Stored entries
## start
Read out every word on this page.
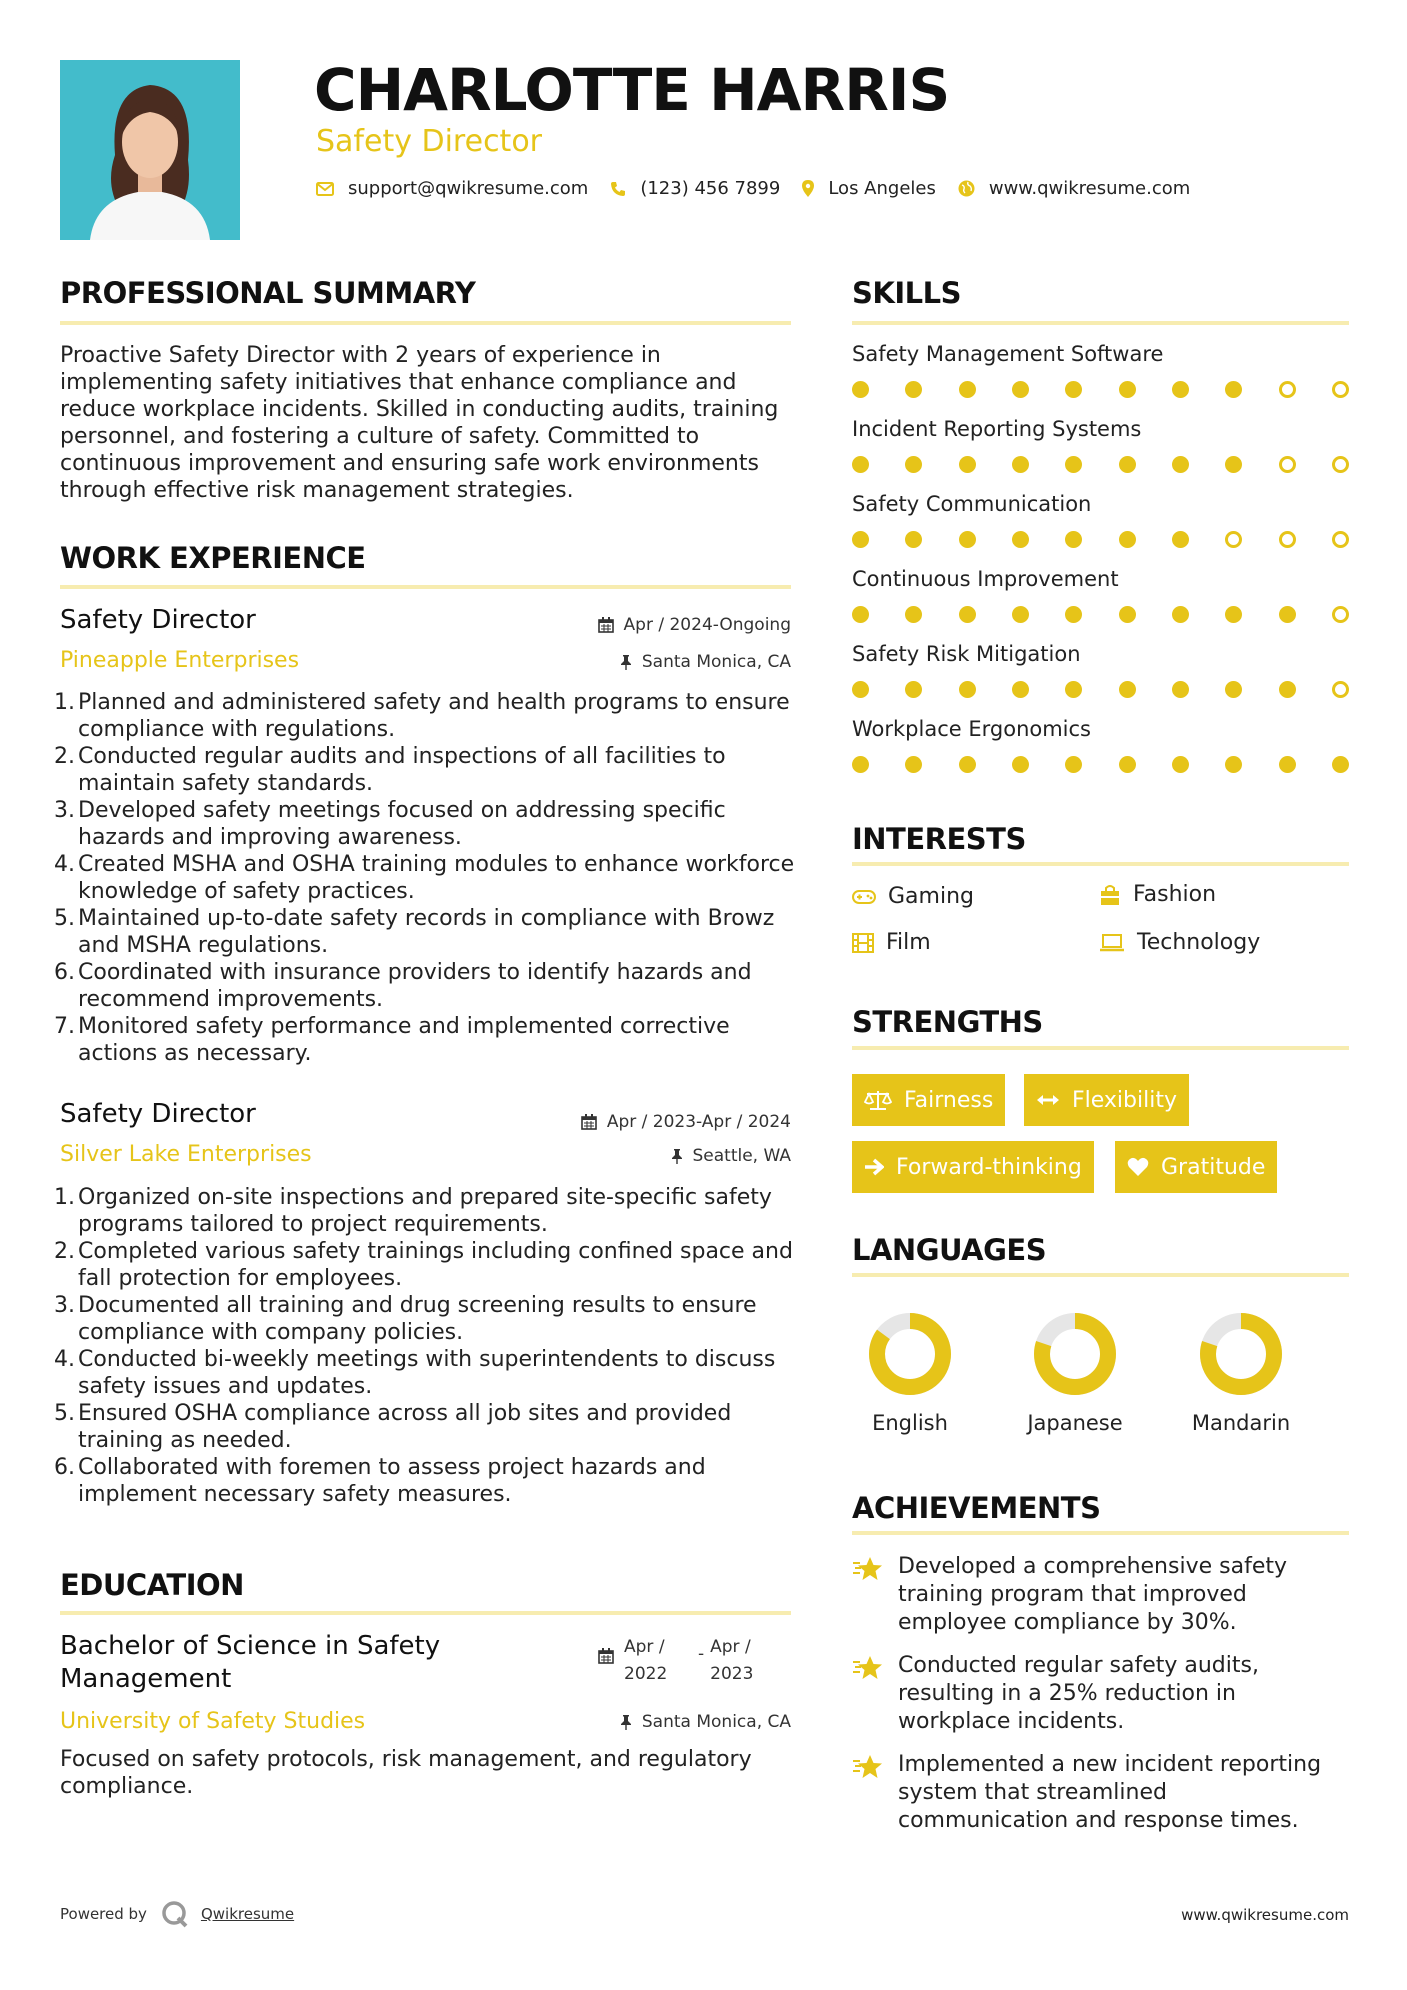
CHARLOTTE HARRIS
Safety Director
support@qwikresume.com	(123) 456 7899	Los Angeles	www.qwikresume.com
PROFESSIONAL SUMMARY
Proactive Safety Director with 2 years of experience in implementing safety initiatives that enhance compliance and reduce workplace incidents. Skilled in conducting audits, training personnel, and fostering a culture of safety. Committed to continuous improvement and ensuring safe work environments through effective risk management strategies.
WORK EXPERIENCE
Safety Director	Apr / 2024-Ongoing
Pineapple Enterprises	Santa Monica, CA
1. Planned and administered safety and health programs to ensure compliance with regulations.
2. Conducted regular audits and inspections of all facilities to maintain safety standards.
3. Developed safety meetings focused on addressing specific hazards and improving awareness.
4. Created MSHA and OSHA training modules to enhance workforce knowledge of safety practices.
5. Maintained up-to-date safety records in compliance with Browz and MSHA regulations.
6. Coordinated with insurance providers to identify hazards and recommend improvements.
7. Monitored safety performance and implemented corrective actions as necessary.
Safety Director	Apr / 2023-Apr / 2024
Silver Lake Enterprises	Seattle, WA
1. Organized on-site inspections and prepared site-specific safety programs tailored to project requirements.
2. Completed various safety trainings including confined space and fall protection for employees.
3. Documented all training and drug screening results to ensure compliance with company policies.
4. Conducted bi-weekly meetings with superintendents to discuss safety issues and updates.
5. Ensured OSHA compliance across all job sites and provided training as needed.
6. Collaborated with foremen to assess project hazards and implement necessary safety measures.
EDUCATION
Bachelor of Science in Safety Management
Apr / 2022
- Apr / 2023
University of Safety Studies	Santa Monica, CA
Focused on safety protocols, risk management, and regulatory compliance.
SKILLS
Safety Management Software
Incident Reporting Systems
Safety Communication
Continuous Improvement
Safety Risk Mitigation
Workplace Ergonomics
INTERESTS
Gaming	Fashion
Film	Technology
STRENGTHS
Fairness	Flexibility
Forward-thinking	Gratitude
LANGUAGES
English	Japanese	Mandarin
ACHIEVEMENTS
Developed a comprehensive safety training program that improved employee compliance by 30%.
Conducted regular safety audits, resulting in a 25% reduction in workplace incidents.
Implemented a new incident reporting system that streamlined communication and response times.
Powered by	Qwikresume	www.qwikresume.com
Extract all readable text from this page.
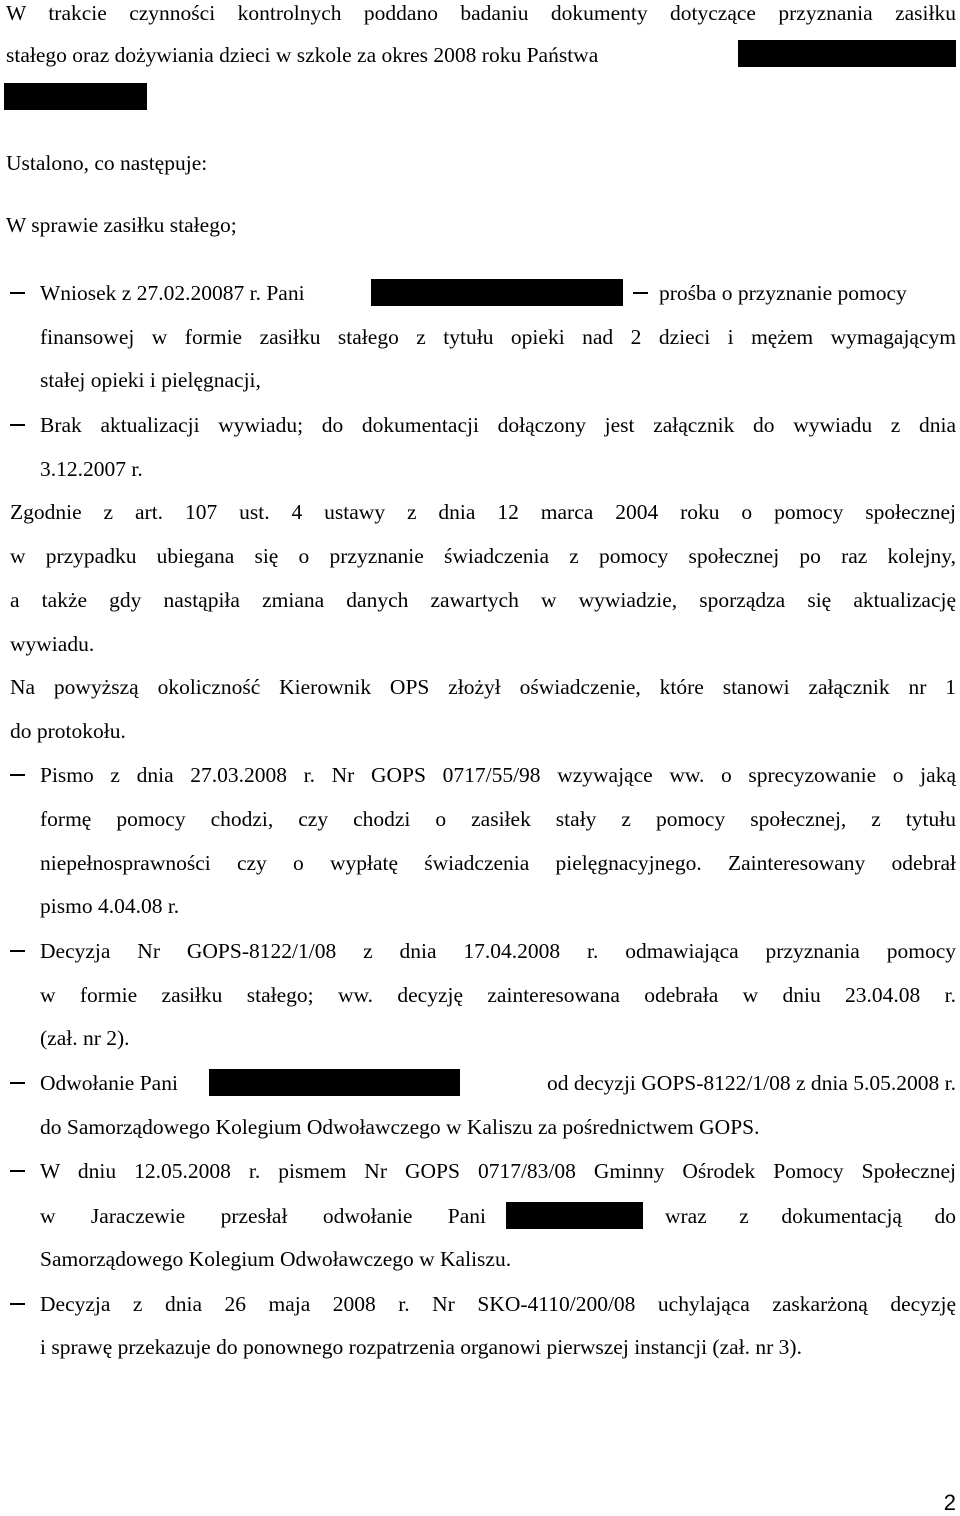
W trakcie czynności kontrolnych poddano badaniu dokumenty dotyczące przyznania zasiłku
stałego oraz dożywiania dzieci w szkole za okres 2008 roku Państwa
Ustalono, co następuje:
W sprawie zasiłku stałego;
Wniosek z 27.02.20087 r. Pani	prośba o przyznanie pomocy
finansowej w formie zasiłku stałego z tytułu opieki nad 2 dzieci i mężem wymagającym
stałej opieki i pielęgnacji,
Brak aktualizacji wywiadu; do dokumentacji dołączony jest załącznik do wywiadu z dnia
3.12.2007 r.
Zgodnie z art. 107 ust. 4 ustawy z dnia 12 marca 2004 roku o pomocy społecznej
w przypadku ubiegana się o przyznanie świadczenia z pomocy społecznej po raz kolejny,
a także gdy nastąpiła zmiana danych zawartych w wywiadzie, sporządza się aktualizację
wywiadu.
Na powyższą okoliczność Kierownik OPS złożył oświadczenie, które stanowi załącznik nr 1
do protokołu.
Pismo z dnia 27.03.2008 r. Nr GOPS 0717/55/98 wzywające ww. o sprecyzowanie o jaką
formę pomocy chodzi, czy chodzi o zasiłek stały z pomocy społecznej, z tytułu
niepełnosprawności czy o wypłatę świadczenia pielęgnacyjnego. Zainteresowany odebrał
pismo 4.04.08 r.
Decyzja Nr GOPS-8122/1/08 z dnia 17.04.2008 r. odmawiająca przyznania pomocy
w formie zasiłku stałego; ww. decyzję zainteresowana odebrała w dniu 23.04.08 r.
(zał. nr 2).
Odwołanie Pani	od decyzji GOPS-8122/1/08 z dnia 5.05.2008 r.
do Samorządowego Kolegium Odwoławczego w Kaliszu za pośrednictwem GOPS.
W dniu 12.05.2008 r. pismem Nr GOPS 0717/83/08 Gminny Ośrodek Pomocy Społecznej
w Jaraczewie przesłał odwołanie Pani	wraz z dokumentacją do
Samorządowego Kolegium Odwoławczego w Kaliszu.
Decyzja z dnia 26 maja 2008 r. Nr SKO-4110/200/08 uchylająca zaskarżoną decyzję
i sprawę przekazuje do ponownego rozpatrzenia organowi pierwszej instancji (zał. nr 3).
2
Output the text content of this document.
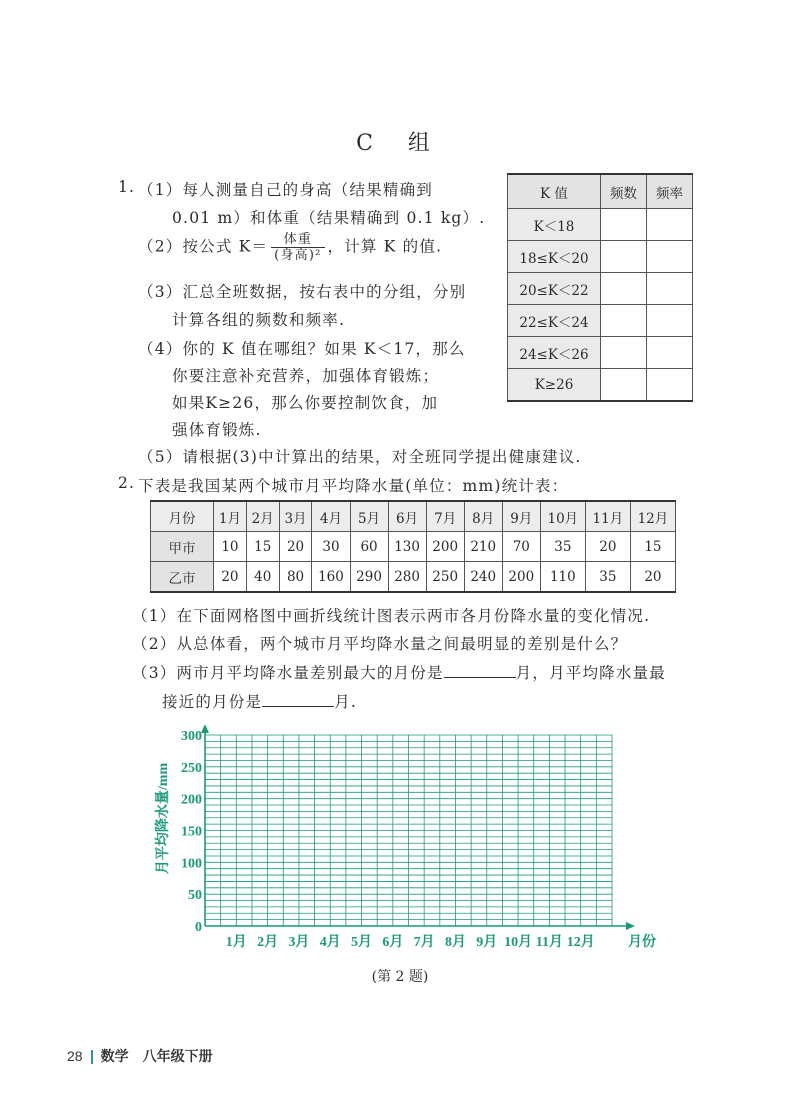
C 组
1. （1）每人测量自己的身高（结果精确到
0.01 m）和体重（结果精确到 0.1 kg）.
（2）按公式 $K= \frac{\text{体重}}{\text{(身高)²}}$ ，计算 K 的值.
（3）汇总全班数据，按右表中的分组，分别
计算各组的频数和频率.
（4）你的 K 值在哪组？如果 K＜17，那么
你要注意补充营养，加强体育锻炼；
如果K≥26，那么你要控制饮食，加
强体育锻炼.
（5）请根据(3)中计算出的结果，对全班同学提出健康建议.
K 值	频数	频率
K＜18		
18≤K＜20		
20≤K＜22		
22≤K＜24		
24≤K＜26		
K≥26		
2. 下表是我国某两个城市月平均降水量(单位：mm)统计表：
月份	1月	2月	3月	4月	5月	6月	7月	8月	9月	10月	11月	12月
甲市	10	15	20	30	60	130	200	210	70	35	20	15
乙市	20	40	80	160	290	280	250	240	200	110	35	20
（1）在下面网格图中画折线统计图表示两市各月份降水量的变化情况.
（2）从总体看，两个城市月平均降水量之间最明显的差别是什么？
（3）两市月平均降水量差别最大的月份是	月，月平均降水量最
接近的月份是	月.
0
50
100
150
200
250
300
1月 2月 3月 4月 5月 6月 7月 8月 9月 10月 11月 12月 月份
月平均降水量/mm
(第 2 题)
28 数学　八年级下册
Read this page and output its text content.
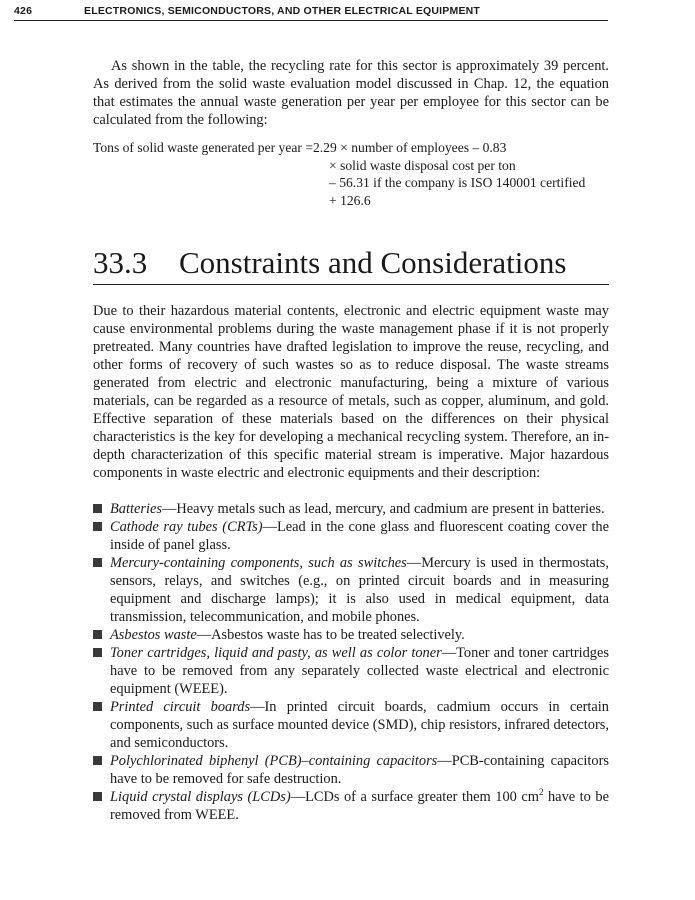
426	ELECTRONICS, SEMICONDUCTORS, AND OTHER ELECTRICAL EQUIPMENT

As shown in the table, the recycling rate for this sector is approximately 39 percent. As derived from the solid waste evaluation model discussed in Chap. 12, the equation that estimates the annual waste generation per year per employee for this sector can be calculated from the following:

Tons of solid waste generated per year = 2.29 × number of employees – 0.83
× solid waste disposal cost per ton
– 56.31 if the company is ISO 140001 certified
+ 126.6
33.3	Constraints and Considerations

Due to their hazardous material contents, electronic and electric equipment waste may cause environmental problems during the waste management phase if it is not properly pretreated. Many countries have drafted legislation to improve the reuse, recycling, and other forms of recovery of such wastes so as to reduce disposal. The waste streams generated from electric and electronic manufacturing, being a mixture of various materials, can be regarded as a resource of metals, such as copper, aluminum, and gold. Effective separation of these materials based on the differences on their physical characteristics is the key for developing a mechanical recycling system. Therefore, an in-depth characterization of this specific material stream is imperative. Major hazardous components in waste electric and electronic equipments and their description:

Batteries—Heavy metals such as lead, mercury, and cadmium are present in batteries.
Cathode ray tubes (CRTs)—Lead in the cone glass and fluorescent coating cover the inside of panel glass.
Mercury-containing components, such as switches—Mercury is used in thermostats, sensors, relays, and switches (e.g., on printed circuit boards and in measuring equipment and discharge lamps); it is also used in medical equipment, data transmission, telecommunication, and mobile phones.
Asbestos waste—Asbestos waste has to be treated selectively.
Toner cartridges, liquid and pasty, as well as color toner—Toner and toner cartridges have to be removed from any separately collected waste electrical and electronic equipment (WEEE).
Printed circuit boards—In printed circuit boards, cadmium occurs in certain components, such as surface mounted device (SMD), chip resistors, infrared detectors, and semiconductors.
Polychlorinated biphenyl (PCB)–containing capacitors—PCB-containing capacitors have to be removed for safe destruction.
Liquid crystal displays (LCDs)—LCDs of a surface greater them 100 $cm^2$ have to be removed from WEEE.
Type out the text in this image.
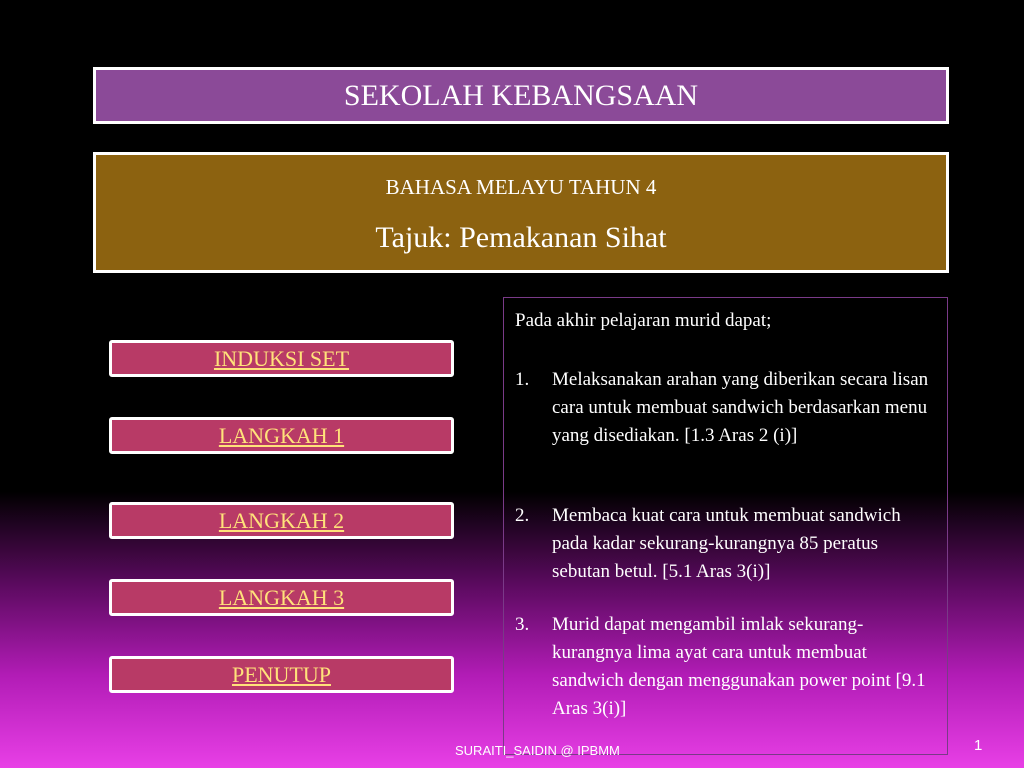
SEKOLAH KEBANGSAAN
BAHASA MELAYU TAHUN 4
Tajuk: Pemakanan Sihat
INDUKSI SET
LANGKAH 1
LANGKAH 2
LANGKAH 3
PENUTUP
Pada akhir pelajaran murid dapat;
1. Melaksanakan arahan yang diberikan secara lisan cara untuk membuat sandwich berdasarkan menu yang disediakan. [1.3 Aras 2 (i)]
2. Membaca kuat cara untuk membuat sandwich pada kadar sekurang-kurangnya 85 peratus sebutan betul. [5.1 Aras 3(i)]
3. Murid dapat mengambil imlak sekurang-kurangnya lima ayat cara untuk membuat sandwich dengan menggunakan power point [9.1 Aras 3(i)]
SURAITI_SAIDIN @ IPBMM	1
## end
Written exercise >> Check each line above for the word "printed" and say how many have it, with nothing else.

Solution for this exercise >> 2